◆ EXERCISE REQUIREMENTS
Reproduce the listing that follows with no differences at all.

◆ DATASET ROWS

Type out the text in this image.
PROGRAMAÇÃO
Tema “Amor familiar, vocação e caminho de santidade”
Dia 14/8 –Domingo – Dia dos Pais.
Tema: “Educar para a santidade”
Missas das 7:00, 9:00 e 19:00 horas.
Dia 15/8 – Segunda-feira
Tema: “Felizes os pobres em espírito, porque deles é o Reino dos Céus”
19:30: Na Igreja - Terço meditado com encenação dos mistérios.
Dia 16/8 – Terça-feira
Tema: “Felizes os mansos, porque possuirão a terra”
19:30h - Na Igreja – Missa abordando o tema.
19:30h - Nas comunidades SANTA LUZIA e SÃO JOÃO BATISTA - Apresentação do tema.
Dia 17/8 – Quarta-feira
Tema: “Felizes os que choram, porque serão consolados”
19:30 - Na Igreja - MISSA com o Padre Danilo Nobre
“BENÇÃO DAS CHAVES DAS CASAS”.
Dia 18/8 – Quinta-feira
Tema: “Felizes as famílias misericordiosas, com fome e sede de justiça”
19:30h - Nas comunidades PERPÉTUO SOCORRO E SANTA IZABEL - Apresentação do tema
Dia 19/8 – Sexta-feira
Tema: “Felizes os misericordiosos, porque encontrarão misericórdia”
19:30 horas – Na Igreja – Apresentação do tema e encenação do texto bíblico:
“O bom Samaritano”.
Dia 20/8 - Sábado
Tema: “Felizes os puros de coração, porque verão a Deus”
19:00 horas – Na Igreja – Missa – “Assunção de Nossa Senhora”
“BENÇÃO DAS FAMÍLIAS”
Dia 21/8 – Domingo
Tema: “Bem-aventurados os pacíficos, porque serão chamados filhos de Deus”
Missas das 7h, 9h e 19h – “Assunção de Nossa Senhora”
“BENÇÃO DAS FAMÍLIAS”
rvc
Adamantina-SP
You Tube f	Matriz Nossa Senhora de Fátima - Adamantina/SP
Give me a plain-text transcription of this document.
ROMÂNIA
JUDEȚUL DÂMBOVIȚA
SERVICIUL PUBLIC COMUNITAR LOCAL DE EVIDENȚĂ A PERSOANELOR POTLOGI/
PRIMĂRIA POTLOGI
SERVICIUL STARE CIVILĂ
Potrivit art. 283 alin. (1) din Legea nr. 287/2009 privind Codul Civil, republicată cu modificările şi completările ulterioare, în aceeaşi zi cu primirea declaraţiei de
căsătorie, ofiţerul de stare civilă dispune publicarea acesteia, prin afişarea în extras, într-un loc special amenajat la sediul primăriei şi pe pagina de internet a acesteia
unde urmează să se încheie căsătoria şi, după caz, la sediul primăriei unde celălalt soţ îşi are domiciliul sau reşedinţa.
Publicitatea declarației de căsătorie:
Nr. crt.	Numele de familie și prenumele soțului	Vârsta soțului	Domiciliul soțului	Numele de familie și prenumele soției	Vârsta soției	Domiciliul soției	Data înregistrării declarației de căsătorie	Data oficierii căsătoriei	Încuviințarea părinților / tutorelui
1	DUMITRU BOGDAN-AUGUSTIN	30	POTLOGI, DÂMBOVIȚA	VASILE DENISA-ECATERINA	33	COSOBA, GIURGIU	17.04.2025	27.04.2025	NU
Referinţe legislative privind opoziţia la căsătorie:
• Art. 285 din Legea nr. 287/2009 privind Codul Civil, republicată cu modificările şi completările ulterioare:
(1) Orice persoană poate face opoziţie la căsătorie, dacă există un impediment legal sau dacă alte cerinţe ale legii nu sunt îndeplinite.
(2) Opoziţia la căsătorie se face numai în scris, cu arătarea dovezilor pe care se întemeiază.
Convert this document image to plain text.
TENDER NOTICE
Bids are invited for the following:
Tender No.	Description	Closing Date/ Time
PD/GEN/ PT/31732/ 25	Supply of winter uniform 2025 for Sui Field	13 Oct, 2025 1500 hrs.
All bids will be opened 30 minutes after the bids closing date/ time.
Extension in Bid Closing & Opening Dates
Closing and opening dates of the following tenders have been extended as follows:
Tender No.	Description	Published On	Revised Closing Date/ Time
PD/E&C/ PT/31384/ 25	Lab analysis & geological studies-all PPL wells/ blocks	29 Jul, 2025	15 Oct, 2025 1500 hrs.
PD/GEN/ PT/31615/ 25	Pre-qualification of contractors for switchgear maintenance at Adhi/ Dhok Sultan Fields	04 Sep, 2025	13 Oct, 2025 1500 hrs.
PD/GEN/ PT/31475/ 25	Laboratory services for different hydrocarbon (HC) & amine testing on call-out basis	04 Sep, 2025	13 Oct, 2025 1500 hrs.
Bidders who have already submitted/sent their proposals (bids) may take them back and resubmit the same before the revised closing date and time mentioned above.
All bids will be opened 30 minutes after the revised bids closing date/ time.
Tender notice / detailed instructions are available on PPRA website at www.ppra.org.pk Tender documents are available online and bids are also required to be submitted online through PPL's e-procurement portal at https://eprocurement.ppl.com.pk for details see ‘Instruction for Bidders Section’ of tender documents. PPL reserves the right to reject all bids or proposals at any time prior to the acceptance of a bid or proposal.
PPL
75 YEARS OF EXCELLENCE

◆ RESULT FOR THIS TASK
Type out the text in this image.
PROGRAMAÇÃO
Tema “Amor familiar, vocação e caminho de santidade”
Dia 14/8 –Domingo – Dia dos Pais.
Tema: “Educar para a santidade”
Missas das 7:00, 9:00 e 19:00 horas.
Dia 15/8 – Segunda-feira
Tema: “Felizes os pobres em espírito, porque deles é o Reino dos Céus”
19:30: Na Igreja - Terço meditado com encenação dos mistérios.
Dia 16/8 – Terça-feira
Tema: “Felizes os mansos, porque possuirão a terra”
19:30h - Na Igreja – Missa abordando o tema.
19:30h - Nas comunidades SANTA LUZIA e SÃO JOÃO BATISTA - Apresentação do tema.
Dia 17/8 – Quarta-feira
Tema: “Felizes os que choram, porque serão consolados”
19:30 - Na Igreja - MISSA com o Padre Danilo Nobre
“BENÇÃO DAS CHAVES DAS CASAS”.
Dia 18/8 – Quinta-feira
Tema: “Felizes as famílias misericordiosas, com fome e sede de justiça”
19:30h - Nas comunidades PERPÉTUO SOCORRO E SANTA IZABEL - Apresentação do tema
Dia 19/8 – Sexta-feira
Tema: “Felizes os misericordiosos, porque encontrarão misericórdia”
19:30 horas – Na Igreja – Apresentação do tema e encenação do texto bíblico:
“O bom Samaritano”.
Dia 20/8 - Sábado
Tema: “Felizes os puros de coração, porque verão a Deus”
19:00 horas – Na Igreja – Missa – “Assunção de Nossa Senhora”
“BENÇÃO DAS FAMÍLIAS”
Dia 21/8 – Domingo
Tema: “Bem-aventurados os pacíficos, porque serão chamados filhos de Deus”
Missas das 7h, 9h e 19h – “Assunção de Nossa Senhora”
“BENÇÃO DAS FAMÍLIAS”
rvc
Adamantina-SP
You Tube f	Matriz Nossa Senhora de Fátima - Adamantina/SP
Give me a plain-text transcription of this document.
ROMÂNIA
JUDEȚUL DÂMBOVIȚA
SERVICIUL PUBLIC COMUNITAR LOCAL DE EVIDENȚĂ A PERSOANELOR POTLOGI/
PRIMĂRIA POTLOGI
SERVICIUL STARE CIVILĂ
Potrivit art. 283 alin. (1) din Legea nr. 287/2009 privind Codul Civil, republicată cu modificările şi completările ulterioare, în aceeaşi zi cu primirea declaraţiei de
căsătorie, ofiţerul de stare civilă dispune publicarea acesteia, prin afişarea în extras, într-un loc special amenajat la sediul primăriei şi pe pagina de internet a acesteia
unde urmează să se încheie căsătoria şi, după caz, la sediul primăriei unde celălalt soţ îşi are domiciliul sau reşedinţa.
Publicitatea declarației de căsătorie:
Nr. crt.	Numele de familie și prenumele soțului	Vârsta soțului	Domiciliul soțului	Numele de familie și prenumele soției	Vârsta soției	Domiciliul soției	Data înregistrării declarației de căsătorie	Data oficierii căsătoriei	Încuviințarea părinților / tutorelui
1	DUMITRU BOGDAN-AUGUSTIN	30	POTLOGI, DÂMBOVIȚA	VASILE DENISA-ECATERINA	33	COSOBA, GIURGIU	17.04.2025	27.04.2025	NU
Referinţe legislative privind opoziţia la căsătorie:
• Art. 285 din Legea nr. 287/2009 privind Codul Civil, republicată cu modificările şi completările ulterioare:
(1) Orice persoană poate face opoziţie la căsătorie, dacă există un impediment legal sau dacă alte cerinţe ale legii nu sunt îndeplinite.
(2) Opoziţia la căsătorie se face numai în scris, cu arătarea dovezilor pe care se întemeiază.
Convert this document image to plain text.
TENDER NOTICE
Bids are invited for the following:
Tender No.	Description	Closing Date/ Time
PD/GEN/ PT/31732/ 25	Supply of winter uniform 2025 for Sui Field	13 Oct, 2025 1500 hrs.
All bids will be opened 30 minutes after the bids closing date/ time.
Extension in Bid Closing & Opening Dates
Closing and opening dates of the following tenders have been extended as follows:
Tender No.	Description	Published On	Revised Closing Date/ Time
PD/E&C/ PT/31384/ 25	Lab analysis & geological studies-all PPL wells/ blocks	29 Jul, 2025	15 Oct, 2025 1500 hrs.
PD/GEN/ PT/31615/ 25	Pre-qualification of contractors for switchgear maintenance at Adhi/ Dhok Sultan Fields	04 Sep, 2025	13 Oct, 2025 1500 hrs.
PD/GEN/ PT/31475/ 25	Laboratory services for different hydrocarbon (HC) & amine testing on call-out basis	04 Sep, 2025	13 Oct, 2025 1500 hrs.
Bidders who have already submitted/sent their proposals (bids) may take them back and resubmit the same before the revised closing date and time mentioned above.
All bids will be opened 30 minutes after the revised bids closing date/ time.
Tender notice / detailed instructions are available on PPRA website at www.ppra.org.pk Tender documents are available online and bids are also required to be submitted online through PPL's e-procurement portal at https://eprocurement.ppl.com.pk for details see ‘Instruction for Bidders Section’ of tender documents. PPL reserves the right to reject all bids or proposals at any time prior to the acceptance of a bid or proposal.
PPL
75 YEARS OF EXCELLENCE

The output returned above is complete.